Dataset items

──────

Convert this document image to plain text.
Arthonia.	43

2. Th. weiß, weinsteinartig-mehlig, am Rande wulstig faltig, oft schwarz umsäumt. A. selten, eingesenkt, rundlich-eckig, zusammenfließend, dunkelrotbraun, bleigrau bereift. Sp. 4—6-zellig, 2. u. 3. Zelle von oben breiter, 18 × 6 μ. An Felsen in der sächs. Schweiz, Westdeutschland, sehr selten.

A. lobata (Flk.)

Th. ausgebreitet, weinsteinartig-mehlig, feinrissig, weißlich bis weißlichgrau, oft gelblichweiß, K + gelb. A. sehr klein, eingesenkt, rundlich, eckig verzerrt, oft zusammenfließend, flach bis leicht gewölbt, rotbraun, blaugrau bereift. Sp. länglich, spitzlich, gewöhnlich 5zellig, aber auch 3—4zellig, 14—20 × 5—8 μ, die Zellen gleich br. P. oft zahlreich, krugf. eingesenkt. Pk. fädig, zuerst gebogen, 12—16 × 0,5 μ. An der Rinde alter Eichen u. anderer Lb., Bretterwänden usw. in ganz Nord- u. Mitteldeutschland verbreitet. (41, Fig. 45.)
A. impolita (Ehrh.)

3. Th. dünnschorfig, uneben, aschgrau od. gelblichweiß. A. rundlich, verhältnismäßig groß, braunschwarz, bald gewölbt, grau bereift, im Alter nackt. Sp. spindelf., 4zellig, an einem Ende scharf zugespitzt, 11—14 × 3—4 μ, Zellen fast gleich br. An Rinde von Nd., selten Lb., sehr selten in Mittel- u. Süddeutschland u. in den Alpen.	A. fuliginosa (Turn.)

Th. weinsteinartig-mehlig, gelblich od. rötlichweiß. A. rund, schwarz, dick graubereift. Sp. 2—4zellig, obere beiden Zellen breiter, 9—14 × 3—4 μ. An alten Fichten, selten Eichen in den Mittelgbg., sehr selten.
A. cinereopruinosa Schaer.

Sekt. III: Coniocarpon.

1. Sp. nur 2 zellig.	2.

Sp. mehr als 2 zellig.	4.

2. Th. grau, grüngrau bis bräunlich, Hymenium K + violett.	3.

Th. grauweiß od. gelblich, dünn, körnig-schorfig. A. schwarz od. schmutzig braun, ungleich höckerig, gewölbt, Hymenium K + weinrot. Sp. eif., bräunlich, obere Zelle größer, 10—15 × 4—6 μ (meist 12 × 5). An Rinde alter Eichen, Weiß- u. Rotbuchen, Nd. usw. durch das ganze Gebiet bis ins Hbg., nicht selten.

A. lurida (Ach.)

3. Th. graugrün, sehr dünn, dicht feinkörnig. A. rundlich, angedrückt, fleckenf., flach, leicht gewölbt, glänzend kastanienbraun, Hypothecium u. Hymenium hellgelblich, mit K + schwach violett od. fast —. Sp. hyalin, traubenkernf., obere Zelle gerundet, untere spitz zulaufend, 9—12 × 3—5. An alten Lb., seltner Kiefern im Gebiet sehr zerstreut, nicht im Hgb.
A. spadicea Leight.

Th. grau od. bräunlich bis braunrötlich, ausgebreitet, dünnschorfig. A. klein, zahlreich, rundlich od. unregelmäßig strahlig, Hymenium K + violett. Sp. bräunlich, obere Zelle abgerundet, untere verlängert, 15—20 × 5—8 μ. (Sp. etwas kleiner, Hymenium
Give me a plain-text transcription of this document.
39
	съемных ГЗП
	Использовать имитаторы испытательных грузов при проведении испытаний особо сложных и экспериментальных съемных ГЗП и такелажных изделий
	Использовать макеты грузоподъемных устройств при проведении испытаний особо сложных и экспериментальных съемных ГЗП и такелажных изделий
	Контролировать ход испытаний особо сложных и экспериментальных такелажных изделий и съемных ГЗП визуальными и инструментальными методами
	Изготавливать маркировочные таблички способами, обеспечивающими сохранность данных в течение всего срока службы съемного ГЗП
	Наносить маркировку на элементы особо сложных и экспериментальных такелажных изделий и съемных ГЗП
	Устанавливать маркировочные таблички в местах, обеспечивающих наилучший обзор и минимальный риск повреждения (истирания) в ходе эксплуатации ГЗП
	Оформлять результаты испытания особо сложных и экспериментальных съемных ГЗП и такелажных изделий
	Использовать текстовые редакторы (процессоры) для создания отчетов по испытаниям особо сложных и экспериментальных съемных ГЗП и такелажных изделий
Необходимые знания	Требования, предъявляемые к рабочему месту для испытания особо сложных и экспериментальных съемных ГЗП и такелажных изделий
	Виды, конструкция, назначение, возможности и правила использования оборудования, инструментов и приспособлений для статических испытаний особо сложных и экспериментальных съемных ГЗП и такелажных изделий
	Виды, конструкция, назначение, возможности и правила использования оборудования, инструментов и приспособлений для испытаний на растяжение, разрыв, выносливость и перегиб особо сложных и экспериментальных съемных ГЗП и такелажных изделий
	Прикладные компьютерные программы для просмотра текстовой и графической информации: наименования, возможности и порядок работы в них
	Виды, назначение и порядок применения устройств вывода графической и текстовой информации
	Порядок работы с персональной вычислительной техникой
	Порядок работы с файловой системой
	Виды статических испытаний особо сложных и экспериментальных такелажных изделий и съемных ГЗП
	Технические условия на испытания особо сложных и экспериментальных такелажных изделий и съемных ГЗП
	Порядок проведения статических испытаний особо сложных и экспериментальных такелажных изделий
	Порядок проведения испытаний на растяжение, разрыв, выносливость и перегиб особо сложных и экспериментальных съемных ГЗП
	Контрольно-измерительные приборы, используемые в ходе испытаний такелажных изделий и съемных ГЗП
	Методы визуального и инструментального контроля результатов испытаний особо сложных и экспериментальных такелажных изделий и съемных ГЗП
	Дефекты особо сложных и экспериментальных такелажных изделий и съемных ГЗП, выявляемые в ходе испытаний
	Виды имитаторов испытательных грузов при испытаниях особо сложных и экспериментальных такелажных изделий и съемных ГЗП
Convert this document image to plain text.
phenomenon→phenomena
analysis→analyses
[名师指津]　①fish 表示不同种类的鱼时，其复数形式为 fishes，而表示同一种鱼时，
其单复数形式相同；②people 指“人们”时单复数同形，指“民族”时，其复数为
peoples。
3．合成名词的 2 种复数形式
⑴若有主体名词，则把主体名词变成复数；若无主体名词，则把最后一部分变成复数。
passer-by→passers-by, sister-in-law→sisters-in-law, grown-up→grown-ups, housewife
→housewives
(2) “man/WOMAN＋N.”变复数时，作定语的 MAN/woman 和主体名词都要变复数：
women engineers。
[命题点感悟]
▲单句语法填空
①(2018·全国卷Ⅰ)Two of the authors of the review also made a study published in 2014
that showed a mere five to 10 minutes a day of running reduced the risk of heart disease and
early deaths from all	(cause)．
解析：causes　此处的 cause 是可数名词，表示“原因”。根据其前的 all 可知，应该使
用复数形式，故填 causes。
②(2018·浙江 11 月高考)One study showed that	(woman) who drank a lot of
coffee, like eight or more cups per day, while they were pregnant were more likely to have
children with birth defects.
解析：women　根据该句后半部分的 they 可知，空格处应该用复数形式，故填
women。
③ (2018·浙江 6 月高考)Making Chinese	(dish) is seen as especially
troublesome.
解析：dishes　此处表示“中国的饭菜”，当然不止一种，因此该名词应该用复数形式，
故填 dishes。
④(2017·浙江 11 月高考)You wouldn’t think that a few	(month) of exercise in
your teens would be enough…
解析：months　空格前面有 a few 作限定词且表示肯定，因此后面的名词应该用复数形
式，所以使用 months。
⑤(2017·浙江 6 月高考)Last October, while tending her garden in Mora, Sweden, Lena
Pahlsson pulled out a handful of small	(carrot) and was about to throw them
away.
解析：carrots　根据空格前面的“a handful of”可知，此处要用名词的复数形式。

──────

## GIVEN PROBLEM
Copy down every line of the entries containing the word "gewölbt".

## WORKED ANSWER
Th. ausgebreitet, weinsteinartig-mehlig, feinrissig, weißlich bis weißlichgrau, oft gelblichweiß, K + gelb. A. sehr klein, eingesenkt, rundlich, eckig verzerrt, oft zusammenfließend, flach bis leicht gewölbt, rotbraun, blaugrau bereift. Sp. länglich, spitzlich, gewöhnlich 5zellig, aber auch 3—4zellig, 14—20 × 5—8 μ, die Zellen gleich br. P. oft zahlreich, krugf. eingesenkt. Pk. fädig, zuerst gebogen, 12—16 × 0,5 μ. An der Rinde alter Eichen u. anderer Lb., Bretterwänden usw. in ganz Nord- u. Mitteldeutschland verbreitet. (41, Fig. 45.)
3. Th. dünnschorfig, uneben, aschgrau od. gelblichweiß. A. rundlich, verhältnismäßig groß, braunschwarz, bald gewölbt, grau bereift, im Alter nackt. Sp. spindelf., 4zellig, an einem Ende scharf zugespitzt, 11—14 × 3—4 μ, Zellen fast gleich br. An Rinde von Nd., selten Lb., sehr selten in Mittel- u. Süddeutschland u. in den Alpen.	A. fuliginosa (Turn.)
Th. grauweiß od. gelblich, dünn, körnig-schorfig. A. schwarz od. schmutzig braun, ungleich höckerig, gewölbt, Hymenium K + weinrot. Sp. eif., bräunlich, obere Zelle größer, 10—15 × 4—6 μ (meist 12 × 5). An Rinde alter Eichen, Weiß- u. Rotbuchen, Nd. usw. durch das ganze Gebiet bis ins Hbg., nicht selten.
3. Th. graugrün, sehr dünn, dicht feinkörnig. A. rundlich, angedrückt, fleckenf., flach, leicht gewölbt, glänzend kastanienbraun, Hypothecium u. Hymenium hellgelblich, mit K + schwach violett od. fast —. Sp. hyalin, traubenkernf., obere Zelle gerundet, untere spitz zulaufend, 9—12 × 3—5. An alten Lb., seltner Kiefern im Gebiet sehr zerstreut, nicht im Hgb.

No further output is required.